### TASK TO COMPLETE:
Return all lines where the word "money" can be found.

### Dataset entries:
☆ ☆ ☆

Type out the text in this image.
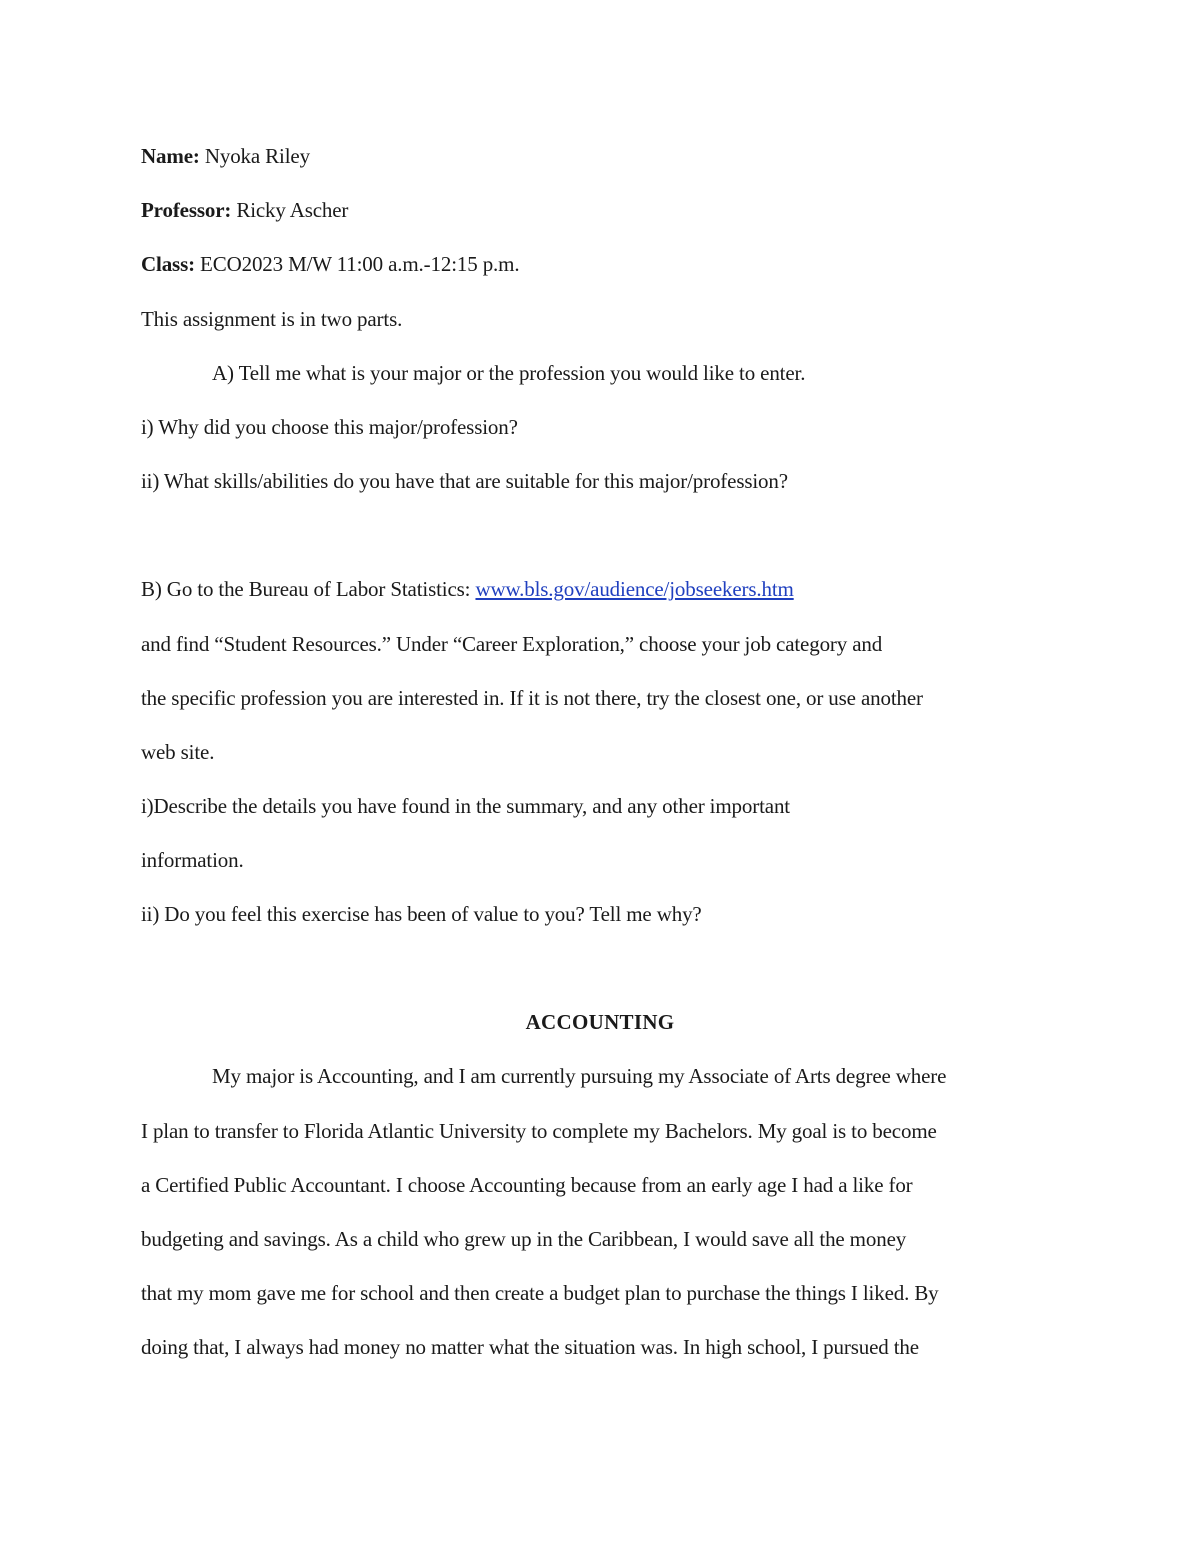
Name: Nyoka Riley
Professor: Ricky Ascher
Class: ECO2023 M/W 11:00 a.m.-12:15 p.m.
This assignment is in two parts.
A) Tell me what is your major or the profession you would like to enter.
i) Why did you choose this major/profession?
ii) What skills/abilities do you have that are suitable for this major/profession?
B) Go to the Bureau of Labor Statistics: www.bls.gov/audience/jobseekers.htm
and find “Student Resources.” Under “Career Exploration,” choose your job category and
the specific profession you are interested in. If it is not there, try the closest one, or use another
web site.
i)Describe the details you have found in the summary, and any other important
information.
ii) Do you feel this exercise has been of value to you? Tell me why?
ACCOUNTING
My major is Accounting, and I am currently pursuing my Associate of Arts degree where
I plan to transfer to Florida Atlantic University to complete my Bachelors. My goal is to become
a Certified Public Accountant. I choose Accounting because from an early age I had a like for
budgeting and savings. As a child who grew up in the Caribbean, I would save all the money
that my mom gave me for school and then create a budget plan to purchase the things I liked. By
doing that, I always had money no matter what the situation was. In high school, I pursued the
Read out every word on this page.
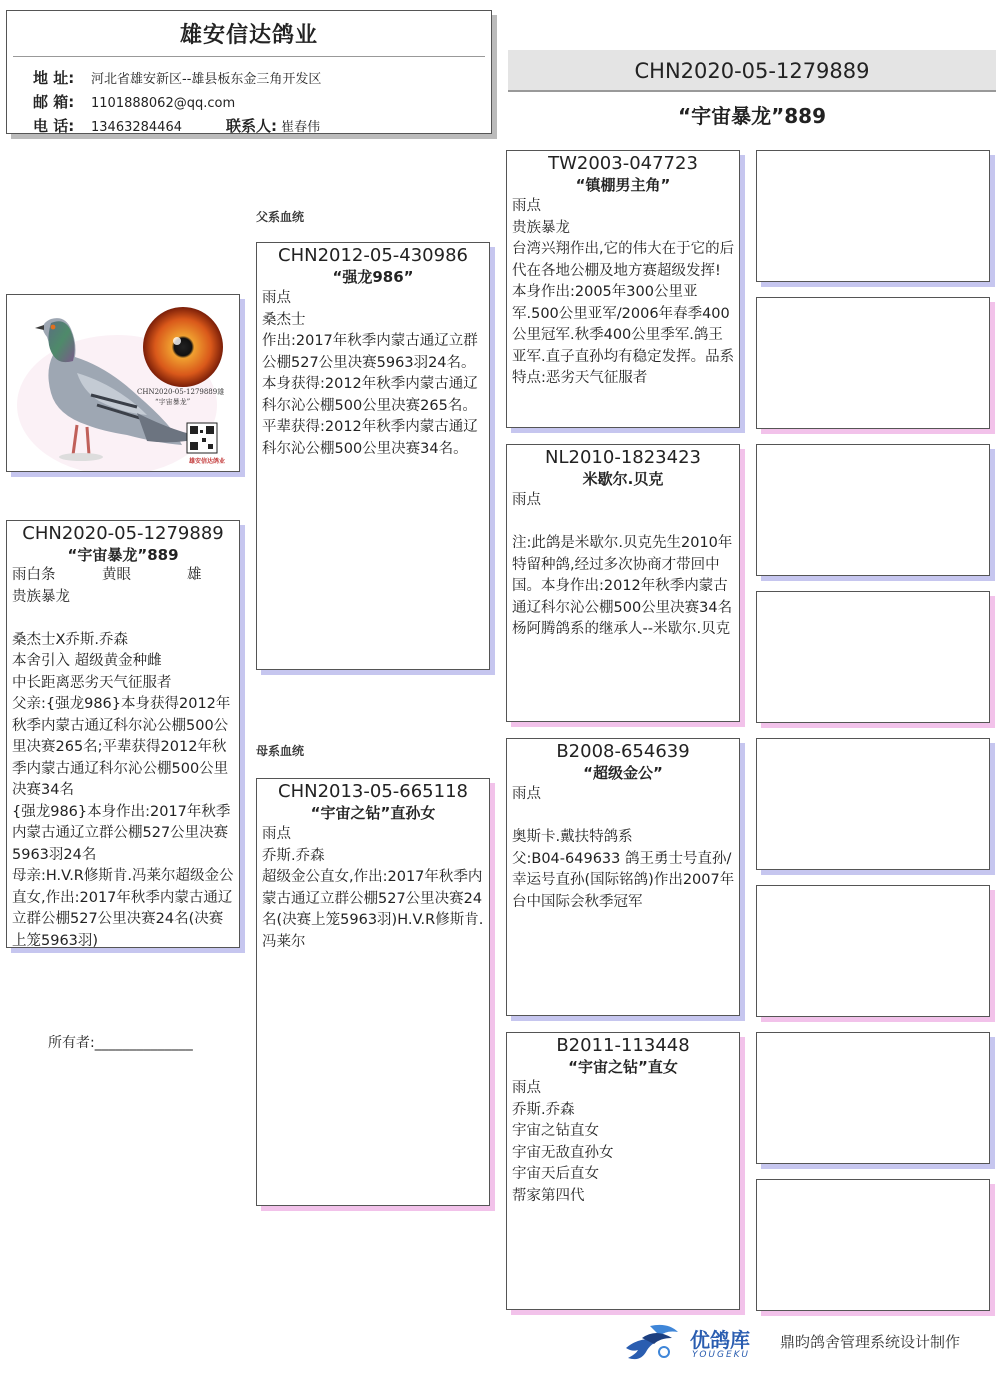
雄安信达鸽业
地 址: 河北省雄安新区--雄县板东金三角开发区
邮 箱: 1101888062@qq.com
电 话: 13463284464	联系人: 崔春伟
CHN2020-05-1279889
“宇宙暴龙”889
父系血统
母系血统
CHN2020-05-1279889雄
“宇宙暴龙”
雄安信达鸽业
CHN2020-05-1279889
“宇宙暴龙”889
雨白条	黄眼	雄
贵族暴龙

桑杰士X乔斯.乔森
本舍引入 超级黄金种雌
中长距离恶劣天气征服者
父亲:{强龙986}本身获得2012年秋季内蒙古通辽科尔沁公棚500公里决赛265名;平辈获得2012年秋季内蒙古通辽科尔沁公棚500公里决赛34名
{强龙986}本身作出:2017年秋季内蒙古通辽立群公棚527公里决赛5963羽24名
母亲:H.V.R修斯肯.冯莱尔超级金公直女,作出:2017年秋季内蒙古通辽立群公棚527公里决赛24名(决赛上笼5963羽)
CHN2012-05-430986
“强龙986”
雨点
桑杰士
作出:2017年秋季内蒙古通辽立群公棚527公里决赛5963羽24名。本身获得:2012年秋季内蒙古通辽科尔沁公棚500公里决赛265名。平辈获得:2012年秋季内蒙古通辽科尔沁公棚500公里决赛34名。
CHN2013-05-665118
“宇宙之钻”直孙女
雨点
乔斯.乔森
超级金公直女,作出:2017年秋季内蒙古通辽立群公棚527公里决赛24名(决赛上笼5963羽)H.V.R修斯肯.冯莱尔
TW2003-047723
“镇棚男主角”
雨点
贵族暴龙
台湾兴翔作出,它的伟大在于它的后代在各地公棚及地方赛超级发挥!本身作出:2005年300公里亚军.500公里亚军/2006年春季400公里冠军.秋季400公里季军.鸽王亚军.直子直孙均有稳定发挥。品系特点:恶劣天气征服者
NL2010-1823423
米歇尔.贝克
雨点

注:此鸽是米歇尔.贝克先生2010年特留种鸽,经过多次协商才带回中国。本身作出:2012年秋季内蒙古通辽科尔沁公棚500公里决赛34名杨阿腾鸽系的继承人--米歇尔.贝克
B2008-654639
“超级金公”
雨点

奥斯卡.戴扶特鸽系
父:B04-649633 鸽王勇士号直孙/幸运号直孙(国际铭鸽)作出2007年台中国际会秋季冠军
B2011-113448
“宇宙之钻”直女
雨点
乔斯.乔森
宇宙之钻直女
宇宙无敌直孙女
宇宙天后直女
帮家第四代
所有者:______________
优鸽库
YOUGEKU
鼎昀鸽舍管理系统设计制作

☆ ☆ ☆

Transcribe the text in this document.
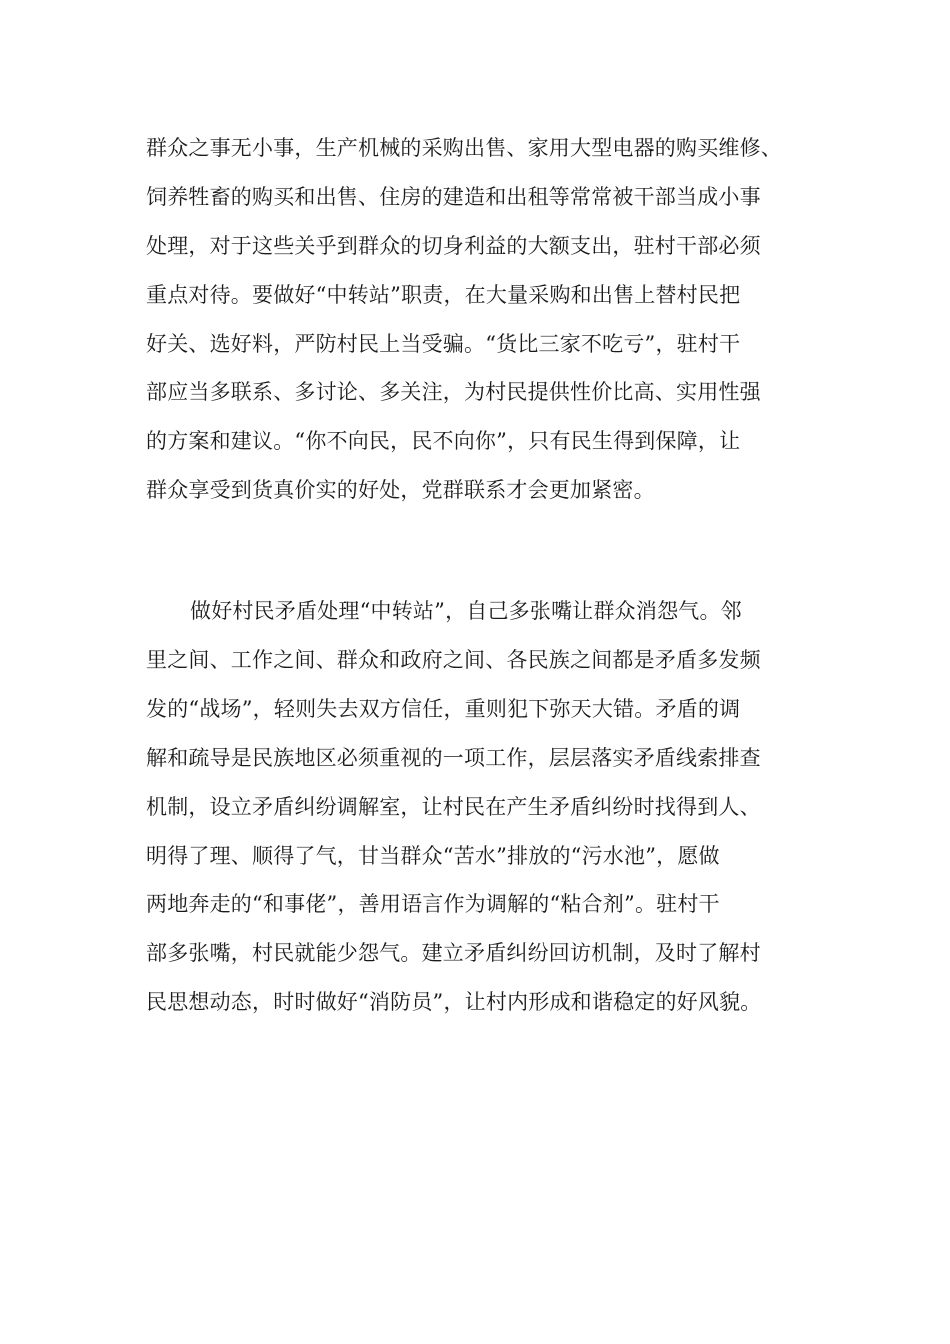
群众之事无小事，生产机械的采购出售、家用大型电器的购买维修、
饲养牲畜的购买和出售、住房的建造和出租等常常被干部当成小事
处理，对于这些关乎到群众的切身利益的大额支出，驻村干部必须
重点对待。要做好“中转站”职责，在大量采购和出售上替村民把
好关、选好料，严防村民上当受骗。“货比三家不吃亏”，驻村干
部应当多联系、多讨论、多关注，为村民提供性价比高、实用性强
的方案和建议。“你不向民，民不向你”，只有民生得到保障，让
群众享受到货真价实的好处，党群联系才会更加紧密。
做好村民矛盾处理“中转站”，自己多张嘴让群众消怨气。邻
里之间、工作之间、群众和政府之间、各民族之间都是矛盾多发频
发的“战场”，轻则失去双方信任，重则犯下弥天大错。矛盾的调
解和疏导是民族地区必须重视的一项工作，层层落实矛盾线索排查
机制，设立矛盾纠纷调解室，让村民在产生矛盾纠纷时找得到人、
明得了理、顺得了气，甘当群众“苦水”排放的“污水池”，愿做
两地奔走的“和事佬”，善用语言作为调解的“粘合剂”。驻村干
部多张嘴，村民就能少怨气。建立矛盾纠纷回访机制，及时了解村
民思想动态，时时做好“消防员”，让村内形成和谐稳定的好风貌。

☆ ☆ ☆

### THE ANSWER:
budgeting and savings. As a child who grew up in the Caribbean, I would save all the money
doing that, I always had money no matter what the situation was. In high school, I pursued the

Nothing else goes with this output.